● **Written exercise**
Find the string "Artists" in the data, then copy every line where it is found.
--- BEGIN Rows ---
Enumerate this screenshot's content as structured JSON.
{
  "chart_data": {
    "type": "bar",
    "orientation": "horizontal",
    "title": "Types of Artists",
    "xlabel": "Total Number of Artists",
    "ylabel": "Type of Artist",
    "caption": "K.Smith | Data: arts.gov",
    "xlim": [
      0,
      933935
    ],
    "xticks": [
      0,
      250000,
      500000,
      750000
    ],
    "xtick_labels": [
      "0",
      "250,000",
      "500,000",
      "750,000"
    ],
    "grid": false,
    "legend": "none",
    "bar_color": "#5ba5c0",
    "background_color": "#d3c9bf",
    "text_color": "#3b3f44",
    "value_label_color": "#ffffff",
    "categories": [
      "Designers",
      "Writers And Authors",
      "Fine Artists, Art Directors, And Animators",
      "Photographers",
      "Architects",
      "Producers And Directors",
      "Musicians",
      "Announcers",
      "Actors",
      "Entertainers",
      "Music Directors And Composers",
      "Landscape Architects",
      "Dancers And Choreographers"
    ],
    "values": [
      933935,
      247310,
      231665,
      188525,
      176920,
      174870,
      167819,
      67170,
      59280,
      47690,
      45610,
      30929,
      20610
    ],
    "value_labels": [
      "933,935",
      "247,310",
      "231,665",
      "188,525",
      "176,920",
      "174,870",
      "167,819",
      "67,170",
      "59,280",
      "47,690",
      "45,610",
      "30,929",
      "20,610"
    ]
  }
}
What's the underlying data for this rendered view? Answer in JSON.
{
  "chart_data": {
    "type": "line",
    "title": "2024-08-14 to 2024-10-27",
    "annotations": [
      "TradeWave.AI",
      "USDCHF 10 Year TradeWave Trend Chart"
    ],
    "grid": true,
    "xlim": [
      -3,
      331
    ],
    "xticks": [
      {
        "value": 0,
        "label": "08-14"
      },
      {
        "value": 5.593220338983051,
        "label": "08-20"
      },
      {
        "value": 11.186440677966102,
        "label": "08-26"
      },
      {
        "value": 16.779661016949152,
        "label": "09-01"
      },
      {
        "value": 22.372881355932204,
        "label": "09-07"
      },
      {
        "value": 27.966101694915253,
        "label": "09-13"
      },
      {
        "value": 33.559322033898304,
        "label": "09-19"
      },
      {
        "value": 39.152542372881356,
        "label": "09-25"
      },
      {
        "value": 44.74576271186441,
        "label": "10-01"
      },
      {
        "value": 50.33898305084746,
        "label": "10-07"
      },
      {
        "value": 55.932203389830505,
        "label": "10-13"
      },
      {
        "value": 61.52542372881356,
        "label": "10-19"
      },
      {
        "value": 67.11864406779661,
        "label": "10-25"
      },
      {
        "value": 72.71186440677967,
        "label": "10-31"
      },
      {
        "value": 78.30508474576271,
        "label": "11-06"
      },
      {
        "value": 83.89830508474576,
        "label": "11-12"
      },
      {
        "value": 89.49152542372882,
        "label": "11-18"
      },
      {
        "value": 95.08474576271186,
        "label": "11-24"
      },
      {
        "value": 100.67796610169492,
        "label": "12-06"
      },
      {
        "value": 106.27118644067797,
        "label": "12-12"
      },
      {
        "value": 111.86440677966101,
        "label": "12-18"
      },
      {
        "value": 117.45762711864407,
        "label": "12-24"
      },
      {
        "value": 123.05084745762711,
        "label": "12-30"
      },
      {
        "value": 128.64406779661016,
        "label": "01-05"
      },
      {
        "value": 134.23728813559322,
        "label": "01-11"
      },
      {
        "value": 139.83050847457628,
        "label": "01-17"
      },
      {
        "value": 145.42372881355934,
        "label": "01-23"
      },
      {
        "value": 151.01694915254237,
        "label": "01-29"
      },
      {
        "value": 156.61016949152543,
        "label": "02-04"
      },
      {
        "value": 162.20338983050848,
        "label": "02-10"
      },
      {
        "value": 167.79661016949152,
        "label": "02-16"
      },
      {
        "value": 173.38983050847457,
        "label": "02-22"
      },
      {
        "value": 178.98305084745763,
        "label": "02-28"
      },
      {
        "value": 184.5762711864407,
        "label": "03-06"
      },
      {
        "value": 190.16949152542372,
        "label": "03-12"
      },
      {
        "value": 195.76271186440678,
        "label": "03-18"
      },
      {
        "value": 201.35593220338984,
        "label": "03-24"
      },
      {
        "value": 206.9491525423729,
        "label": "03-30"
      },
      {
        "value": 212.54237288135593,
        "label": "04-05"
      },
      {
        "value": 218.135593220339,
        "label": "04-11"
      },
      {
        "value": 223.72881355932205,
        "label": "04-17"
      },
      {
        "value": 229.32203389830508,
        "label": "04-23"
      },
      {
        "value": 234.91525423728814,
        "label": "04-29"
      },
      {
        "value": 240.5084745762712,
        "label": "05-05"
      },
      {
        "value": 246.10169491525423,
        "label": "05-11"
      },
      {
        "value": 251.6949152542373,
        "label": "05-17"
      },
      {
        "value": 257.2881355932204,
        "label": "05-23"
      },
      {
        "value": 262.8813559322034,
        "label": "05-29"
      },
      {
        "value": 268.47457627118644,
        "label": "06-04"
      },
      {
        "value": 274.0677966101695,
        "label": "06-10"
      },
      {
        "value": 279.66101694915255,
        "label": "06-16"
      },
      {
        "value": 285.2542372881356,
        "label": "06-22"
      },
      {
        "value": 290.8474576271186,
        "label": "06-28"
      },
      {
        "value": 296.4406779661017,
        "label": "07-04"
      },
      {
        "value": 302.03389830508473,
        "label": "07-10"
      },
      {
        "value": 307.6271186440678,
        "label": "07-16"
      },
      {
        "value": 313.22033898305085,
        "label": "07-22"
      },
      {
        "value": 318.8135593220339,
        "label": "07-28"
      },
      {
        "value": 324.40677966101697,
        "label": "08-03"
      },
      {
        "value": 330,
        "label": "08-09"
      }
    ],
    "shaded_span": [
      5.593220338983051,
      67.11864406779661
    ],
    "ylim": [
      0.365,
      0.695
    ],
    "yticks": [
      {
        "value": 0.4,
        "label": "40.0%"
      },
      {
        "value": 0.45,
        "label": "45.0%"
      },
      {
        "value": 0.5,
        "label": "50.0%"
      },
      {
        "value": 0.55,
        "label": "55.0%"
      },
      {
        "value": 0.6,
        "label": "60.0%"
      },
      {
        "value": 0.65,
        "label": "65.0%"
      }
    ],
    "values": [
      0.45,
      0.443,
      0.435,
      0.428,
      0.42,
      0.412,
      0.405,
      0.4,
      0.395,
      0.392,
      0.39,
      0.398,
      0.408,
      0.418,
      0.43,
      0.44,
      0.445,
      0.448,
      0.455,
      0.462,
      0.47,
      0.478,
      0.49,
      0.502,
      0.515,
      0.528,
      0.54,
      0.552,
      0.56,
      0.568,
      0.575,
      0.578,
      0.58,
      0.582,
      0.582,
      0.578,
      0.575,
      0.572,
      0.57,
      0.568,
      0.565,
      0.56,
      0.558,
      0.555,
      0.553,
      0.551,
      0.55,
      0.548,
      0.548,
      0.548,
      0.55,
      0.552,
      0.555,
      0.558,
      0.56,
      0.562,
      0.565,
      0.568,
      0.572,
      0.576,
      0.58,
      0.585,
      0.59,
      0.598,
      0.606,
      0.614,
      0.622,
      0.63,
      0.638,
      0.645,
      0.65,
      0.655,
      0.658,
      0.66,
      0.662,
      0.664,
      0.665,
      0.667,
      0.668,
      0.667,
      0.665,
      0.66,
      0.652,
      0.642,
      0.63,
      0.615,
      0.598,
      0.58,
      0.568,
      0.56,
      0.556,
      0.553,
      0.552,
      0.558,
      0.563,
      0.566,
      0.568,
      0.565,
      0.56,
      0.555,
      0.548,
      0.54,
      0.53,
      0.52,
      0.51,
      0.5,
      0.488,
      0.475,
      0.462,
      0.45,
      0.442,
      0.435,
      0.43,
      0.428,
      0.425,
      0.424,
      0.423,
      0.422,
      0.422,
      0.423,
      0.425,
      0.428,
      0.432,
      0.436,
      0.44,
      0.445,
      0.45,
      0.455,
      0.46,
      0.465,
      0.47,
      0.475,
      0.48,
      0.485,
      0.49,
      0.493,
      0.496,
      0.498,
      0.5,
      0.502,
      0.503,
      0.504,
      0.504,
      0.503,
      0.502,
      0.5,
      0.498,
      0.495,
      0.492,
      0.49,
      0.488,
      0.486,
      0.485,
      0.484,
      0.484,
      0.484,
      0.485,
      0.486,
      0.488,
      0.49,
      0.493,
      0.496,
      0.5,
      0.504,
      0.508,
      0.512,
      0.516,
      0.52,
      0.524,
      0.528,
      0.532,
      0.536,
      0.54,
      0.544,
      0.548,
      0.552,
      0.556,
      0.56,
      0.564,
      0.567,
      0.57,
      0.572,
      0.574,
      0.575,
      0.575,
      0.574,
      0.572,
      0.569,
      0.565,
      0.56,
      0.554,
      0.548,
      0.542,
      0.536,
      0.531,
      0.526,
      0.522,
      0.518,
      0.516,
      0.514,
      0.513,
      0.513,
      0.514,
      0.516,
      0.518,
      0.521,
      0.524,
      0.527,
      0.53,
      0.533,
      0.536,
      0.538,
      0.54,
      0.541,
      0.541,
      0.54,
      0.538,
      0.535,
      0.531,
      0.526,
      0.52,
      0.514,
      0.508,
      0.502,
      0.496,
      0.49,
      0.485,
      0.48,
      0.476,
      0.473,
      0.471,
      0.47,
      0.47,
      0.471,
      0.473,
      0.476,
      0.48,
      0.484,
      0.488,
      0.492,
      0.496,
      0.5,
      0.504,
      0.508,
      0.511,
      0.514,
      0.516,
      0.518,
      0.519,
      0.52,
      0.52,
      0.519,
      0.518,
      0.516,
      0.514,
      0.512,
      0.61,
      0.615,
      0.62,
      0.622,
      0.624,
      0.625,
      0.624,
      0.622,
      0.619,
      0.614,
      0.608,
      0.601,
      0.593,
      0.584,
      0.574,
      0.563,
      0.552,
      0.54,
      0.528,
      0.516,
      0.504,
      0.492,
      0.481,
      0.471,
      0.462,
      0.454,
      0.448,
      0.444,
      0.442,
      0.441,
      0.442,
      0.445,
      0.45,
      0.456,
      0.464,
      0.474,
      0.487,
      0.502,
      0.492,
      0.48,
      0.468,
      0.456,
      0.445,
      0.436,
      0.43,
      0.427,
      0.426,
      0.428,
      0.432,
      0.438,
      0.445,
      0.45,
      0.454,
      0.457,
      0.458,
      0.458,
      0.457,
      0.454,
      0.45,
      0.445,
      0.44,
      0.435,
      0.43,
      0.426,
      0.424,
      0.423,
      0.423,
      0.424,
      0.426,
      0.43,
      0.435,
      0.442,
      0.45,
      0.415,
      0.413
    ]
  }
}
--- END Rows ---
● **Output of the exercise**
    "title": "Types of Artists",
    "xlabel": "Total Number of Artists",
      "Fine Artists, Art Directors, And Animators",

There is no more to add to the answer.